• **Exercise requirements**:
Put the records, from their first line through the line that contains "colorbar-box — [620, 555, 671, 569]", into a JSON list of strings with one string per line and no blank lines.

• **Materials provided**:

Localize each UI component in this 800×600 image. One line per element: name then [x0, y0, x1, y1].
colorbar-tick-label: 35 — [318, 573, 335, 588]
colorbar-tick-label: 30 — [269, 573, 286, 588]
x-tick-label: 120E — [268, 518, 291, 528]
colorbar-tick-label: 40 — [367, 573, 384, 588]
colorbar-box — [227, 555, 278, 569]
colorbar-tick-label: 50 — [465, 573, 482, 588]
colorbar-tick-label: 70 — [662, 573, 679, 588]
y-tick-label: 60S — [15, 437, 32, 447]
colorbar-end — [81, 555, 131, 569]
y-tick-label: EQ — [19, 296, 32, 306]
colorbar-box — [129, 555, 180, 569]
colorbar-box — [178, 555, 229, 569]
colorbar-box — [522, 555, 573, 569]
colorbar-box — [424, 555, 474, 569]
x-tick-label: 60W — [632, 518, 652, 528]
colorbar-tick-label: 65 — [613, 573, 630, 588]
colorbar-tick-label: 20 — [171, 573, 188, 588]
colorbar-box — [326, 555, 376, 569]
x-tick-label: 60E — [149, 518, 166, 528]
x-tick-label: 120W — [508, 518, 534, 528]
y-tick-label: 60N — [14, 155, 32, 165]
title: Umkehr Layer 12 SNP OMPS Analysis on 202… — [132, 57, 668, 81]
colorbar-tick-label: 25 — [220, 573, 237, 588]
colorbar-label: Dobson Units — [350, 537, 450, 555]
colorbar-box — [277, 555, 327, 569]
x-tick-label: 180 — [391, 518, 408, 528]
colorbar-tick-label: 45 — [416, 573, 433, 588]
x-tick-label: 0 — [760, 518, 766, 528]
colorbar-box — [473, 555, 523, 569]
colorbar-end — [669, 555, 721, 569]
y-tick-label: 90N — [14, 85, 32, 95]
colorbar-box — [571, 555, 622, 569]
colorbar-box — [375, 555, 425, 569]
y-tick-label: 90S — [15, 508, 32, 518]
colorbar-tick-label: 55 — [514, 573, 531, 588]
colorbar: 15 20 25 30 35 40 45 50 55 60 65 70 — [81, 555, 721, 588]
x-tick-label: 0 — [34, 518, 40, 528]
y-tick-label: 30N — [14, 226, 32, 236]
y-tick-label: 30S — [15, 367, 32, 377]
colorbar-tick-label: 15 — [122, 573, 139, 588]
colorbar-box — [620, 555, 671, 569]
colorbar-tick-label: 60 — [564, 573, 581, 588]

• **Task result**:
[
  "Localize each UI component in this 800×600 image. One line per element: name then [x0, y0, x1, y1].",
  "colorbar-tick-label: 35 — [318, 573, 335, 588]",
  "colorbar-tick-label: 30 — [269, 573, 286, 588]",
  "x-tick-label: 120E — [268, 518, 291, 528]",
  "colorbar-tick-label: 40 — [367, 573, 384, 588]",
  "colorbar-box — [227, 555, 278, 569]",
  "colorbar-tick-label: 50 — [465, 573, 482, 588]",
  "colorbar-tick-label: 70 — [662, 573, 679, 588]",
  "y-tick-label: 60S — [15, 437, 32, 447]",
  "colorbar-end — [81, 555, 131, 569]",
  "y-tick-label: EQ — [19, 296, 32, 306]",
  "colorbar-box — [129, 555, 180, 569]",
  "colorbar-box — [178, 555, 229, 569]",
  "colorbar-box — [522, 555, 573, 569]",
  "colorbar-box — [424, 555, 474, 569]",
  "x-tick-label: 60W — [632, 518, 652, 528]",
  "colorbar-tick-label: 65 — [613, 573, 630, 588]",
  "colorbar-tick-label: 20 — [171, 573, 188, 588]",
  "colorbar-box — [326, 555, 376, 569]",
  "x-tick-label: 60E — [149, 518, 166, 528]",
  "x-tick-label: 120W — [508, 518, 534, 528]",
  "y-tick-label: 60N — [14, 155, 32, 165]",
  "title: Umkehr Layer 12 SNP OMPS Analysis on 202… — [132, 57, 668, 81]",
  "colorbar-tick-label: 25 — [220, 573, 237, 588]",
  "colorbar-label: Dobson Units — [350, 537, 450, 555]",
  "colorbar-box — [277, 555, 327, 569]",
  "x-tick-label: 180 — [391, 518, 408, 528]",
  "colorbar-tick-label: 45 — [416, 573, 433, 588]",
  "x-tick-label: 0 — [760, 518, 766, 528]",
  "colorbar-box — [473, 555, 523, 569]",
  "colorbar-end — [669, 555, 721, 569]",
  "y-tick-label: 90N — [14, 85, 32, 95]",
  "colorbar-box — [571, 555, 622, 569]",
  "colorbar-box — [375, 555, 425, 569]",
  "y-tick-label: 90S — [15, 508, 32, 518]",
  "colorbar-tick-label: 55 — [514, 573, 531, 588]",
  "colorbar: 15 20 25 30 35 40 45 50 55 60 65 70 — [81, 555, 721, 588]",
  "x-tick-label: 0 — [34, 518, 40, 528]",
  "y-tick-label: 30N — [14, 226, 32, 236]",
  "y-tick-label: 30S — [15, 367, 32, 377]",
  "colorbar-tick-label: 15 — [122, 573, 139, 588]",
  "colorbar-box — [620, 555, 671, 569]"
]